:: Data shown ::

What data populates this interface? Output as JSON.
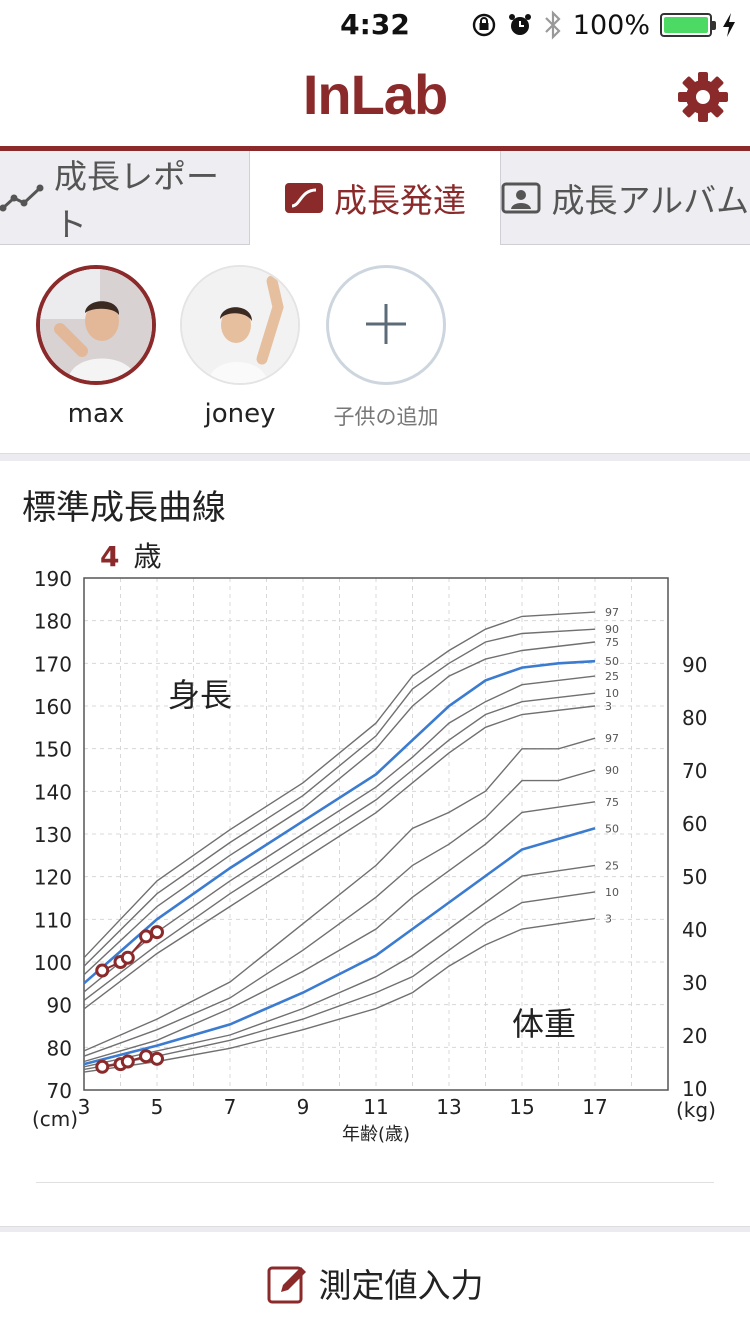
{
  "status": {
    "time": "4:32",
    "battery": "100%"
  },
  "app": {
    "logo": "InLab"
  },
  "tabs": [
    {
      "label": "成長レポート",
      "icon": "trend-line-icon"
    },
    {
      "label": "成長発達",
      "icon": "curve-icon",
      "active": true
    },
    {
      "label": "成長アルバム",
      "icon": "portrait-icon"
    }
  ],
  "children": [
    {
      "name": "max",
      "selected": true
    },
    {
      "name": "joney",
      "selected": false
    }
  ],
  "add_child_label": "子供の追加",
  "chart": {
    "title": "標準成長曲線",
    "age_value": "4",
    "age_unit": "歳",
    "height_label": "身長",
    "weight_label": "体重"
  },
  "chart_data": {
    "type": "line",
    "xlabel": "年齢(歳)",
    "x_ticks": [
      3,
      5,
      7,
      9,
      11,
      13,
      15,
      17
    ],
    "xlim": [
      3,
      19
    ],
    "y_left": {
      "unit": "(cm)",
      "ticks": [
        70,
        80,
        90,
        100,
        110,
        120,
        130,
        140,
        150,
        160,
        170,
        180,
        190
      ],
      "ylim": [
        70,
        190
      ]
    },
    "y_right": {
      "unit": "(kg)",
      "ticks": [
        10,
        20,
        30,
        40,
        50,
        60,
        70,
        80,
        90
      ],
      "ylim": [
        10,
        90
      ]
    },
    "grid": true,
    "colors": {
      "percentile": "#707070",
      "median": "#3b7bd0",
      "measurement": "#8b2a2a"
    },
    "height_series": [
      {
        "name": "97",
        "x": [
          3,
          5,
          7,
          9,
          11,
          12,
          13,
          14,
          15,
          17
        ],
        "y": [
          101,
          119,
          131,
          142,
          156,
          167,
          173,
          178,
          181,
          182
        ]
      },
      {
        "name": "90",
        "x": [
          3,
          5,
          7,
          9,
          11,
          12,
          13,
          14,
          15,
          17
        ],
        "y": [
          99,
          116,
          128,
          139,
          153,
          164,
          170,
          175,
          177,
          178
        ]
      },
      {
        "name": "75",
        "x": [
          3,
          5,
          7,
          9,
          11,
          12,
          13,
          14,
          15,
          17
        ],
        "y": [
          97,
          113,
          125,
          136,
          150,
          160,
          167,
          171,
          173,
          175
        ]
      },
      {
        "name": "50",
        "x": [
          3,
          5,
          7,
          9,
          11,
          12,
          13,
          14,
          15,
          16,
          17
        ],
        "y": [
          95,
          110,
          122,
          133,
          144,
          152,
          160,
          166,
          169,
          170,
          170.5
        ]
      },
      {
        "name": "25",
        "x": [
          3,
          5,
          7,
          9,
          11,
          12,
          13,
          14,
          15,
          17
        ],
        "y": [
          93,
          107,
          119,
          130,
          141,
          148,
          156,
          161,
          165,
          167
        ]
      },
      {
        "name": "10",
        "x": [
          3,
          5,
          7,
          9,
          11,
          12,
          13,
          14,
          15,
          17
        ],
        "y": [
          91,
          104,
          116,
          127,
          138,
          145,
          152,
          158,
          161,
          163
        ]
      },
      {
        "name": "3",
        "x": [
          3,
          5,
          7,
          9,
          11,
          12,
          13,
          14,
          15,
          17
        ],
        "y": [
          89,
          102,
          113,
          124,
          135,
          142,
          149,
          155,
          158,
          160
        ]
      }
    ],
    "weight_series": [
      {
        "name": "97",
        "x": [
          3,
          5,
          7,
          9,
          11,
          12,
          13,
          14,
          15,
          16,
          17
        ],
        "y": [
          17,
          23,
          30,
          41,
          52,
          59,
          62,
          66,
          74,
          74,
          76
        ]
      },
      {
        "name": "90",
        "x": [
          3,
          5,
          7,
          9,
          11,
          12,
          13,
          14,
          15,
          16,
          17
        ],
        "y": [
          16,
          21,
          27,
          36,
          46,
          52,
          56,
          61,
          68,
          68,
          70
        ]
      },
      {
        "name": "75",
        "x": [
          3,
          5,
          7,
          9,
          11,
          12,
          13,
          14,
          15,
          17
        ],
        "y": [
          15,
          19,
          25,
          32,
          40,
          46,
          51,
          56,
          62,
          64
        ]
      },
      {
        "name": "50",
        "x": [
          3,
          5,
          7,
          9,
          11,
          12,
          13,
          14,
          15,
          16,
          17
        ],
        "y": [
          14.5,
          18,
          22,
          28,
          35,
          40,
          45,
          50,
          55,
          57,
          59
        ]
      },
      {
        "name": "25",
        "x": [
          3,
          5,
          7,
          9,
          11,
          12,
          13,
          14,
          15,
          17
        ],
        "y": [
          14,
          17,
          20,
          25,
          31,
          35,
          40,
          45,
          50,
          52
        ]
      },
      {
        "name": "10",
        "x": [
          3,
          5,
          7,
          9,
          11,
          12,
          13,
          14,
          15,
          17
        ],
        "y": [
          13.5,
          16,
          19,
          23,
          28,
          31,
          36,
          41,
          45,
          47
        ]
      },
      {
        "name": "3",
        "x": [
          3,
          5,
          7,
          9,
          11,
          12,
          13,
          14,
          15,
          17
        ],
        "y": [
          13,
          15,
          17.5,
          21,
          25,
          28,
          33,
          37,
          40,
          42
        ]
      }
    ],
    "measurements": {
      "height": {
        "x": [
          3.5,
          4.0,
          4.2,
          4.7,
          5.0
        ],
        "y": [
          98,
          100,
          101,
          106,
          107
        ]
      },
      "weight": {
        "x": [
          3.5,
          4.0,
          4.2,
          4.7,
          5.0
        ],
        "y": [
          14,
          14.5,
          15,
          16,
          15.5
        ]
      }
    }
  },
  "bottom": {
    "label": "測定値入力"
  }
}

:::

§ **Task instructions**:
Every entry should be returned exactly as written, minus the pictures.

§ **Exercise answer**:
What data populates this interface? Output as JSON.
{
  "status": {
    "time": "4:32",
    "battery": "100%"
  },
  "app": {
    "logo": "InLab"
  },
  "tabs": [
    {
      "label": "成長レポート",
      "icon": "trend-line-icon"
    },
    {
      "label": "成長発達",
      "icon": "curve-icon",
      "active": true
    },
    {
      "label": "成長アルバム",
      "icon": "portrait-icon"
    }
  ],
  "children": [
    {
      "name": "max",
      "selected": true
    },
    {
      "name": "joney",
      "selected": false
    }
  ],
  "add_child_label": "子供の追加",
  "chart": {
    "title": "標準成長曲線",
    "age_value": "4",
    "age_unit": "歳",
    "height_label": "身長",
    "weight_label": "体重"
  },
  "chart_data": {
    "type": "line",
    "xlabel": "年齢(歳)",
    "x_ticks": [
      3,
      5,
      7,
      9,
      11,
      13,
      15,
      17
    ],
    "xlim": [
      3,
      19
    ],
    "y_left": {
      "unit": "(cm)",
      "ticks": [
        70,
        80,
        90,
        100,
        110,
        120,
        130,
        140,
        150,
        160,
        170,
        180,
        190
      ],
      "ylim": [
        70,
        190
      ]
    },
    "y_right": {
      "unit": "(kg)",
      "ticks": [
        10,
        20,
        30,
        40,
        50,
        60,
        70,
        80,
        90
      ],
      "ylim": [
        10,
        90
      ]
    },
    "grid": true,
    "colors": {
      "percentile": "#707070",
      "median": "#3b7bd0",
      "measurement": "#8b2a2a"
    },
    "height_series": [
      {
        "name": "97",
        "x": [
          3,
          5,
          7,
          9,
          11,
          12,
          13,
          14,
          15,
          17
        ],
        "y": [
          101,
          119,
          131,
          142,
          156,
          167,
          173,
          178,
          181,
          182
        ]
      },
      {
        "name": "90",
        "x": [
          3,
          5,
          7,
          9,
          11,
          12,
          13,
          14,
          15,
          17
        ],
        "y": [
          99,
          116,
          128,
          139,
          153,
          164,
          170,
          175,
          177,
          178
        ]
      },
      {
        "name": "75",
        "x": [
          3,
          5,
          7,
          9,
          11,
          12,
          13,
          14,
          15,
          17
        ],
        "y": [
          97,
          113,
          125,
          136,
          150,
          160,
          167,
          171,
          173,
          175
        ]
      },
      {
        "name": "50",
        "x": [
          3,
          5,
          7,
          9,
          11,
          12,
          13,
          14,
          15,
          16,
          17
        ],
        "y": [
          95,
          110,
          122,
          133,
          144,
          152,
          160,
          166,
          169,
          170,
          170.5
        ]
      },
      {
        "name": "25",
        "x": [
          3,
          5,
          7,
          9,
          11,
          12,
          13,
          14,
          15,
          17
        ],
        "y": [
          93,
          107,
          119,
          130,
          141,
          148,
          156,
          161,
          165,
          167
        ]
      },
      {
        "name": "10",
        "x": [
          3,
          5,
          7,
          9,
          11,
          12,
          13,
          14,
          15,
          17
        ],
        "y": [
          91,
          104,
          116,
          127,
          138,
          145,
          152,
          158,
          161,
          163
        ]
      },
      {
        "name": "3",
        "x": [
          3,
          5,
          7,
          9,
          11,
          12,
          13,
          14,
          15,
          17
        ],
        "y": [
          89,
          102,
          113,
          124,
          135,
          142,
          149,
          155,
          158,
          160
        ]
      }
    ],
    "weight_series": [
      {
        "name": "97",
        "x": [
          3,
          5,
          7,
          9,
          11,
          12,
          13,
          14,
          15,
          16,
          17
        ],
        "y": [
          17,
          23,
          30,
          41,
          52,
          59,
          62,
          66,
          74,
          74,
          76
        ]
      },
      {
        "name": "90",
        "x": [
          3,
          5,
          7,
          9,
          11,
          12,
          13,
          14,
          15,
          16,
          17
        ],
        "y": [
          16,
          21,
          27,
          36,
          46,
          52,
          56,
          61,
          68,
          68,
          70
        ]
      },
      {
        "name": "75",
        "x": [
          3,
          5,
          7,
          9,
          11,
          12,
          13,
          14,
          15,
          17
        ],
        "y": [
          15,
          19,
          25,
          32,
          40,
          46,
          51,
          56,
          62,
          64
        ]
      },
      {
        "name": "50",
        "x": [
          3,
          5,
          7,
          9,
          11,
          12,
          13,
          14,
          15,
          16,
          17
        ],
        "y": [
          14.5,
          18,
          22,
          28,
          35,
          40,
          45,
          50,
          55,
          57,
          59
        ]
      },
      {
        "name": "25",
        "x": [
          3,
          5,
          7,
          9,
          11,
          12,
          13,
          14,
          15,
          17
        ],
        "y": [
          14,
          17,
          20,
          25,
          31,
          35,
          40,
          45,
          50,
          52
        ]
      },
      {
        "name": "10",
        "x": [
          3,
          5,
          7,
          9,
          11,
          12,
          13,
          14,
          15,
          17
        ],
        "y": [
          13.5,
          16,
          19,
          23,
          28,
          31,
          36,
          41,
          45,
          47
        ]
      },
      {
        "name": "3",
        "x": [
          3,
          5,
          7,
          9,
          11,
          12,
          13,
          14,
          15,
          17
        ],
        "y": [
          13,
          15,
          17.5,
          21,
          25,
          28,
          33,
          37,
          40,
          42
        ]
      }
    ],
    "measurements": {
      "height": {
        "x": [
          3.5,
          4.0,
          4.2,
          4.7,
          5.0
        ],
        "y": [
          98,
          100,
          101,
          106,
          107
        ]
      },
      "weight": {
        "x": [
          3.5,
          4.0,
          4.2,
          4.7,
          5.0
        ],
        "y": [
          14,
          14.5,
          15,
          16,
          15.5
        ]
      }
    }
  },
  "bottom": {
    "label": "測定値入力"
  }
}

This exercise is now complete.